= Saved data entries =
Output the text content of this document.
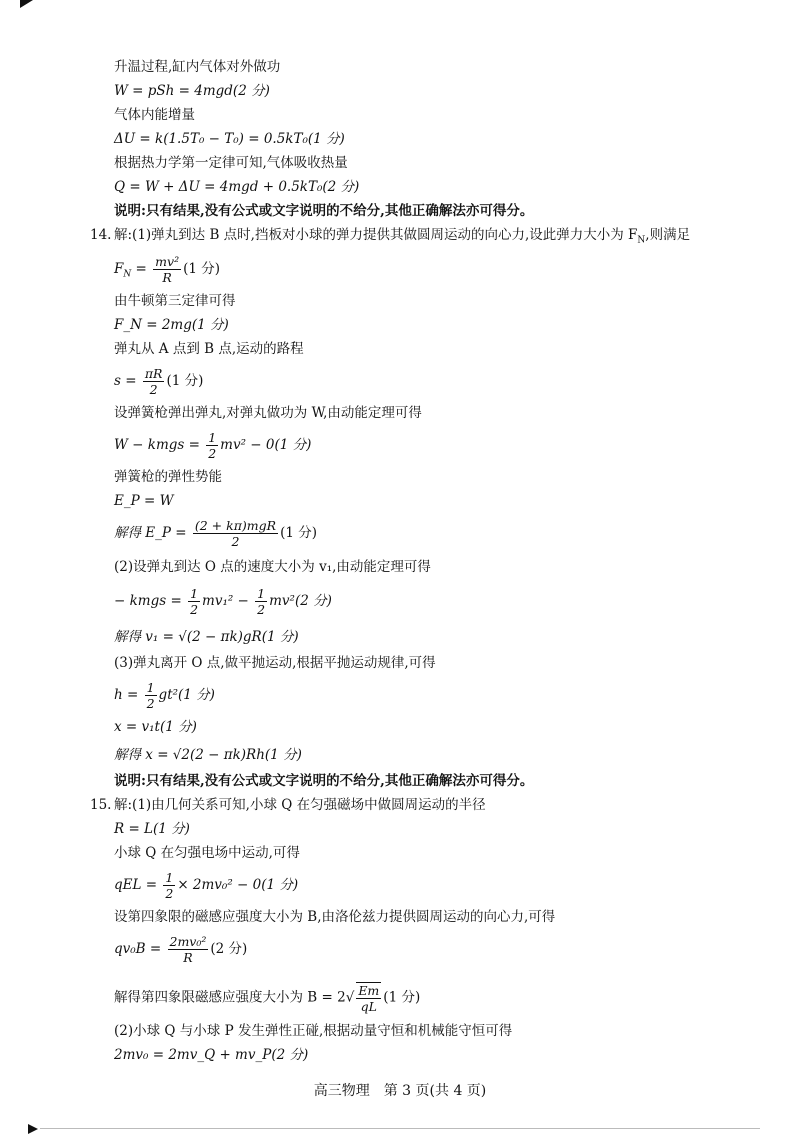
升温过程,缸内气体对外做功
W = pSh = 4mgd(2 分)
气体内能增量
ΔU = k(1.5T₀ − T₀) = 0.5kT₀(1 分)
根据热力学第一定律可知,气体吸收热量
Q = W + ΔU = 4mgd + 0.5kT₀(2 分)
说明:只有结果,没有公式或文字说明的不给分,其他正确解法亦可得分。
14. 解:(1)弹丸到达 B 点时,挡板对小球的弹力提供其做圆周运动的向心力,设此弹力大小为 $F_N$,则满足
$F_N = \frac{\text{mv²}}{R} (1$ 分)
由牛顿第三定律可得
F_N = 2mg(1 分)
弹丸从 A 点到 B 点,运动的路程
$s = \frac{\pi R}{2} (1$ 分)
设弹簧枪弹出弹丸,对弹丸做功为 W,由动能定理可得
W − kmgs = $\frac{1}{2} mv^2 - 0(1$ 分)
弹簧枪的弹性势能
E_P = W
解得 E_P = $\frac{\text{(2 + kπ)mgR}}{2} (1$ 分)
(2)设弹丸到达 O 点的速度大小为 v₁,由动能定理可得
− kmgs = $\frac{1}{2} mv_1^2 - \frac{1}{2} mv^2(2$ 分)
解得 v₁ = √(2 − πk)gR(1 分)
(3)弹丸离开 O 点,做平抛运动,根据平抛运动规律,可得
$h = \frac{1}{2} gt^2(1$ 分)
x = v₁t(1 分)
解得 x = √2(2 − πk)Rh(1 分)
说明:只有结果,没有公式或文字说明的不给分,其他正确解法亦可得分。
15. 解:(1)由几何关系可知,小球 Q 在匀强磁场中做圆周运动的半径
R = L(1 分)
小球 Q 在匀强电场中运动,可得
qEL = $\frac{1}{2} \times 2mv_0^2 - 0(1$ 分)
设第四象限的磁感应强度大小为 B,由洛伦兹力提供圆周运动的向心力,可得
$qv_0B = \frac{\text{2mv₀²}}{R} (2$ 分)
解得第四象限磁感应强度大小为 $B = 2√ \frac{Em}{qL} (1$ 分)
(2)小球 Q 与小球 P 发生弹性正碰,根据动量守恒和机械能守恒可得
2mv₀ = 2mv_Q + mv_P(2 分)
高三物理　第 3 页(共 4 页)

= Short exercise =
Transcribe each entry above exactly, apart from the pictures.

= Task output =
Output the text content of this document.
升温过程,缸内气体对外做功
W = pSh = 4mgd(2 分)
气体内能增量
ΔU = k(1.5T₀ − T₀) = 0.5kT₀(1 分)
根据热力学第一定律可知,气体吸收热量
Q = W + ΔU = 4mgd + 0.5kT₀(2 分)
说明:只有结果,没有公式或文字说明的不给分,其他正确解法亦可得分。
14. 解:(1)弹丸到达 B 点时,挡板对小球的弹力提供其做圆周运动的向心力,设此弹力大小为 $F_N$,则满足
$F_N = \frac{\text{mv²}}{R} (1$ 分)
由牛顿第三定律可得
F_N = 2mg(1 分)
弹丸从 A 点到 B 点,运动的路程
$s = \frac{\pi R}{2} (1$ 分)
设弹簧枪弹出弹丸,对弹丸做功为 W,由动能定理可得
W − kmgs = $\frac{1}{2} mv^2 - 0(1$ 分)
弹簧枪的弹性势能
E_P = W
解得 E_P = $\frac{\text{(2 + kπ)mgR}}{2} (1$ 分)
(2)设弹丸到达 O 点的速度大小为 v₁,由动能定理可得
− kmgs = $\frac{1}{2} mv_1^2 - \frac{1}{2} mv^2(2$ 分)
解得 v₁ = √(2 − πk)gR(1 分)
(3)弹丸离开 O 点,做平抛运动,根据平抛运动规律,可得
$h = \frac{1}{2} gt^2(1$ 分)
x = v₁t(1 分)
解得 x = √2(2 − πk)Rh(1 分)
说明:只有结果,没有公式或文字说明的不给分,其他正确解法亦可得分。
15. 解:(1)由几何关系可知,小球 Q 在匀强磁场中做圆周运动的半径
R = L(1 分)
小球 Q 在匀强电场中运动,可得
qEL = $\frac{1}{2} \times 2mv_0^2 - 0(1$ 分)
设第四象限的磁感应强度大小为 B,由洛伦兹力提供圆周运动的向心力,可得
$qv_0B = \frac{\text{2mv₀²}}{R} (2$ 分)
解得第四象限磁感应强度大小为 $B = 2√ \frac{Em}{qL} (1$ 分)
(2)小球 Q 与小球 P 发生弹性正碰,根据动量守恒和机械能守恒可得
2mv₀ = 2mv_Q + mv_P(2 分)
高三物理　第 3 页(共 4 页)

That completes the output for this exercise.